* _Problem requirements_
Locate the string "name" throughout the material and copy every line in which it occurs.

* _Record excerpts_
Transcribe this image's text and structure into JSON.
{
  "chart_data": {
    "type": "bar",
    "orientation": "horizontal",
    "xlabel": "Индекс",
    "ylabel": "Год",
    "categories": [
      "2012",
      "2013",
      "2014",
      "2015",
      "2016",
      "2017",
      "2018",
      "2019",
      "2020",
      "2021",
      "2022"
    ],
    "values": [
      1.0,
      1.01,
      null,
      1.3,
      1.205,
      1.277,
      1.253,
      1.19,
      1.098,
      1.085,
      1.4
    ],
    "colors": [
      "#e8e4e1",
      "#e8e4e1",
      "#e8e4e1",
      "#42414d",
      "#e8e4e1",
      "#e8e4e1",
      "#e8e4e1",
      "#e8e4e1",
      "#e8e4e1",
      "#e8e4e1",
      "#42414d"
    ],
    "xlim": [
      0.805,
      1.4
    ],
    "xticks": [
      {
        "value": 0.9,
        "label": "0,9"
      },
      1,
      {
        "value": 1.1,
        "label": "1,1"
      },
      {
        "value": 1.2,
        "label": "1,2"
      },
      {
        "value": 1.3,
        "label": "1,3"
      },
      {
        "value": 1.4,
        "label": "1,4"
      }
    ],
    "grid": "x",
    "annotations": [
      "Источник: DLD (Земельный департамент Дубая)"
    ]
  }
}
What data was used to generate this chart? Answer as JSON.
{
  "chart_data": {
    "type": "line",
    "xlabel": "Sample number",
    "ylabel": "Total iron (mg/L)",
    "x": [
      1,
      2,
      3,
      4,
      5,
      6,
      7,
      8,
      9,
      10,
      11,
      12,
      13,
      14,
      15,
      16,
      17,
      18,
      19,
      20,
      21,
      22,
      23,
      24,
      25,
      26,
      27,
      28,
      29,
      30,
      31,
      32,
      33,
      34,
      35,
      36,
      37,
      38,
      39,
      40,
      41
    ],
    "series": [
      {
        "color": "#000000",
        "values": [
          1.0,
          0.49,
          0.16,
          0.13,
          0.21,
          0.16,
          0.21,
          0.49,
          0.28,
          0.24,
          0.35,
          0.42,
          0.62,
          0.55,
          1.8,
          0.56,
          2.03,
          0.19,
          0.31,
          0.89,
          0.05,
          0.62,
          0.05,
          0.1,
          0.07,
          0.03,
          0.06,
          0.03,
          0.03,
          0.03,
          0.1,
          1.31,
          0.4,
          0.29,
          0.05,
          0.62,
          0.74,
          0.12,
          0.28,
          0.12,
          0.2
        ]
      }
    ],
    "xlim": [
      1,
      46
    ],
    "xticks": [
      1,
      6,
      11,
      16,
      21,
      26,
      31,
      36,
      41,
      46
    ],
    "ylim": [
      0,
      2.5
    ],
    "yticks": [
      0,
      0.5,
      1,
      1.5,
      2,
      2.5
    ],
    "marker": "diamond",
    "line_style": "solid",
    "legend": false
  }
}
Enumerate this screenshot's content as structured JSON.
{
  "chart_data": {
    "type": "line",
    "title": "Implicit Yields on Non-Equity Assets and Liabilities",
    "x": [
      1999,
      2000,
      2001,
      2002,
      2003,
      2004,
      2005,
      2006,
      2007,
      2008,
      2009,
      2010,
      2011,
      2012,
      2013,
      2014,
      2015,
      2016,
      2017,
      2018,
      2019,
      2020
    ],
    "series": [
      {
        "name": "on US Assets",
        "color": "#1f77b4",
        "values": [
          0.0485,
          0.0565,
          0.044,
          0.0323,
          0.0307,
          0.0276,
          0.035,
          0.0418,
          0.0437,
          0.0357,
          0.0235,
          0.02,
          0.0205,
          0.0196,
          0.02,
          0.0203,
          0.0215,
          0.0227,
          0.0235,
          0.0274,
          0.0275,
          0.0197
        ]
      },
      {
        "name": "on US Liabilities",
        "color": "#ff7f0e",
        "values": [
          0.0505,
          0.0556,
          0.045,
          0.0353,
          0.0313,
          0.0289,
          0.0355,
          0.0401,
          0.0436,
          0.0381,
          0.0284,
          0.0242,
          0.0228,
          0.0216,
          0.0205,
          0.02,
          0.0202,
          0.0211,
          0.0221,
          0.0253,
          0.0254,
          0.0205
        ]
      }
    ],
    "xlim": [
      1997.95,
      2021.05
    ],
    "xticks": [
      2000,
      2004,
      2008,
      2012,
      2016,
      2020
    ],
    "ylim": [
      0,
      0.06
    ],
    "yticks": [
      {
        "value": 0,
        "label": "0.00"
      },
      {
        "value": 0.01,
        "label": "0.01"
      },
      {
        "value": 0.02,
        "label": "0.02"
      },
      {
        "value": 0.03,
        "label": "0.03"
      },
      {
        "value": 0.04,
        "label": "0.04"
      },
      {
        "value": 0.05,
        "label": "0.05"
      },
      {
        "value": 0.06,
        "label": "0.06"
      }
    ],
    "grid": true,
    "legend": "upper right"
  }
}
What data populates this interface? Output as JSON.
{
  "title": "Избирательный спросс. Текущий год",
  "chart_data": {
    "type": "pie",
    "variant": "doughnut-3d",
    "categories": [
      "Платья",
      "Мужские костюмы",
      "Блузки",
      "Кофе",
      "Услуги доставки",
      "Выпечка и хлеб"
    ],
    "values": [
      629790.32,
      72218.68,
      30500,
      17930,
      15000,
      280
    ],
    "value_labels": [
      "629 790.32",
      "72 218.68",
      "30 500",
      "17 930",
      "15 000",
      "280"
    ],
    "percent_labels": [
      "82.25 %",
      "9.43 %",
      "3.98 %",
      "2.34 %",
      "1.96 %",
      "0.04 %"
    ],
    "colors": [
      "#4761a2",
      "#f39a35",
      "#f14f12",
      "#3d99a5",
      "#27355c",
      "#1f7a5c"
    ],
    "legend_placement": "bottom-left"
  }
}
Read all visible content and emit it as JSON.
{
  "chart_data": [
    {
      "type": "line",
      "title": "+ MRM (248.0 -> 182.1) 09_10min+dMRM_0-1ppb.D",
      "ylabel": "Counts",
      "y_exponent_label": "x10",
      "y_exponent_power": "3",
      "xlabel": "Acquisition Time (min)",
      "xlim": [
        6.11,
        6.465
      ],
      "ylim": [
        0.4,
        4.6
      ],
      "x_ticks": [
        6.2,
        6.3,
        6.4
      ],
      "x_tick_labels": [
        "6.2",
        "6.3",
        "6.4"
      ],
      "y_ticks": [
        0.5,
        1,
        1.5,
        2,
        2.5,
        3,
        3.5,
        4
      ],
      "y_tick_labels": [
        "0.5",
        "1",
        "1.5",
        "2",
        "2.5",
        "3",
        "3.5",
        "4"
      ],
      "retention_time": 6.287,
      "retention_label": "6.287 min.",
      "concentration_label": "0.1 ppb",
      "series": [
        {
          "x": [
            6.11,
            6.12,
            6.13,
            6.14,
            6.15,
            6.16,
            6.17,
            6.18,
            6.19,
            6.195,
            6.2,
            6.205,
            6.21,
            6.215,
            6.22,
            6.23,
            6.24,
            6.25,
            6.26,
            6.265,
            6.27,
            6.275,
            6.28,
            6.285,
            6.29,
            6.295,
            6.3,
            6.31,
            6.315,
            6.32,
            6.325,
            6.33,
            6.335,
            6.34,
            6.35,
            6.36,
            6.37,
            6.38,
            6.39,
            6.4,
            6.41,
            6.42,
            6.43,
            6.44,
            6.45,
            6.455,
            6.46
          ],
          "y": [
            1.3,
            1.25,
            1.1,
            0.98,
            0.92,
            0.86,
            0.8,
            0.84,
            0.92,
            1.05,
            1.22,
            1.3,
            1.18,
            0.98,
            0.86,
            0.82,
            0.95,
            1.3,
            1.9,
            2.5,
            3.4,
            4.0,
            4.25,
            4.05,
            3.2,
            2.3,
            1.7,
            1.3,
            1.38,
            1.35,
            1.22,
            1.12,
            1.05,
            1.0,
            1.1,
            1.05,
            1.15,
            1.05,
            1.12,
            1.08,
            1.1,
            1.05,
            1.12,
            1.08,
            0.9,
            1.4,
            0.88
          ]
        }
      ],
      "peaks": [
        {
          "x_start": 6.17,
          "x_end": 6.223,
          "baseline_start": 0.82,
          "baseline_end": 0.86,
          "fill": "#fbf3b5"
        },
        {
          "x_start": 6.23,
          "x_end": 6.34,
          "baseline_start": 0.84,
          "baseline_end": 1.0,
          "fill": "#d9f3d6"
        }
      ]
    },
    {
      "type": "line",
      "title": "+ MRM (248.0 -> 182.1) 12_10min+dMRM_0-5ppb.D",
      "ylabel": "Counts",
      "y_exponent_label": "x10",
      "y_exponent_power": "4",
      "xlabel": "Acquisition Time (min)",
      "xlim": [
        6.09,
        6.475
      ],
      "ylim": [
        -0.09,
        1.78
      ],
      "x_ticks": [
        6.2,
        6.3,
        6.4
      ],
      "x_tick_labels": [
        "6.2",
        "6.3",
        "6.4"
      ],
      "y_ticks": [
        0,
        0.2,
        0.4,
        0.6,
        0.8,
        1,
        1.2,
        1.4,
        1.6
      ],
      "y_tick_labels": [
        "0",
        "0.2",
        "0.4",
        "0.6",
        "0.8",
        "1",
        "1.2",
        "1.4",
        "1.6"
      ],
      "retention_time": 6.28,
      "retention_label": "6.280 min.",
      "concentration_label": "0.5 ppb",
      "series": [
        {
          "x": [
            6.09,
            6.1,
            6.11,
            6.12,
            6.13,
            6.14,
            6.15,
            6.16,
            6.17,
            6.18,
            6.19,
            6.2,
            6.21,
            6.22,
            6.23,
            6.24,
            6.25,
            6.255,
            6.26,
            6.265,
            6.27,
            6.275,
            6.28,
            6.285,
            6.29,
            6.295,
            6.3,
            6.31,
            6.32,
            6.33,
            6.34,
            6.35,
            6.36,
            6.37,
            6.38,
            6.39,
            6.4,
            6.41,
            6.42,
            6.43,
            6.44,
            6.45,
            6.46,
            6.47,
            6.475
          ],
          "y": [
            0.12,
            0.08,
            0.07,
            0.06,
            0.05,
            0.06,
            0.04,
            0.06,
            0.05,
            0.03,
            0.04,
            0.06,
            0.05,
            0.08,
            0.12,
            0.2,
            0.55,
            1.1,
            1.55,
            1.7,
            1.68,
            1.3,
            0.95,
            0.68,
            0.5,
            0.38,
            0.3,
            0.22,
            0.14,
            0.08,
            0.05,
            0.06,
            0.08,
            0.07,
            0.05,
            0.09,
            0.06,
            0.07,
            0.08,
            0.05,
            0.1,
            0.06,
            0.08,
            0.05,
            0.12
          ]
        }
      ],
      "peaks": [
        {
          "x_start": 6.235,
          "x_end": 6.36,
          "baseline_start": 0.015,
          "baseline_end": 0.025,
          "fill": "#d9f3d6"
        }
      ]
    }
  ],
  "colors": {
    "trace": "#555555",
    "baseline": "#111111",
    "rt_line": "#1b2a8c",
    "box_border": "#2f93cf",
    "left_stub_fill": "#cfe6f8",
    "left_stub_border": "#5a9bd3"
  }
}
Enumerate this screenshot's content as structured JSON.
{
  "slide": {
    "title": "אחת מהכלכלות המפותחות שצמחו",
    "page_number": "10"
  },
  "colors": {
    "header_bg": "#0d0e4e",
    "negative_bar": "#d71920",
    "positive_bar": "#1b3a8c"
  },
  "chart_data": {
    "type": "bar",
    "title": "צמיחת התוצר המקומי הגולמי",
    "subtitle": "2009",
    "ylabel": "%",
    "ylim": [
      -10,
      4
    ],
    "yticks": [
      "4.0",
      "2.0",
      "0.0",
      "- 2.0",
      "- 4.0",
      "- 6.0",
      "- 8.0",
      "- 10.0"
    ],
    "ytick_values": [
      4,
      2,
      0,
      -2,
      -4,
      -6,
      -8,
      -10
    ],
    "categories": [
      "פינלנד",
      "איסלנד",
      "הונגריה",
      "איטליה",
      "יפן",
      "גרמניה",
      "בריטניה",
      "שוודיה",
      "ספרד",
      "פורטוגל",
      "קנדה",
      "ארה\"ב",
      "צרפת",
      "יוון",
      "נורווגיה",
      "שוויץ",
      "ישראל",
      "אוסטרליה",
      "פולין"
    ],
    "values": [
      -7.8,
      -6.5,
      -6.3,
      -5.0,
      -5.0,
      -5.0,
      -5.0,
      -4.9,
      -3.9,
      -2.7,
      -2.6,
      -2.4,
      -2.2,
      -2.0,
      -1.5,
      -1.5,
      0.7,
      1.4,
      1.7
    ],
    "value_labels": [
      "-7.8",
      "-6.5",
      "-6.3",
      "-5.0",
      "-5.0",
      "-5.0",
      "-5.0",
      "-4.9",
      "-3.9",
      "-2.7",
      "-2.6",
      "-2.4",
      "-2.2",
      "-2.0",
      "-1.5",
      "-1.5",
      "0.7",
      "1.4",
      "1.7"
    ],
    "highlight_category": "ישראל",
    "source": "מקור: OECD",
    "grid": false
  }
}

* _Correct output_
        "name": "on US Assets",
        "name": "on US Liabilities",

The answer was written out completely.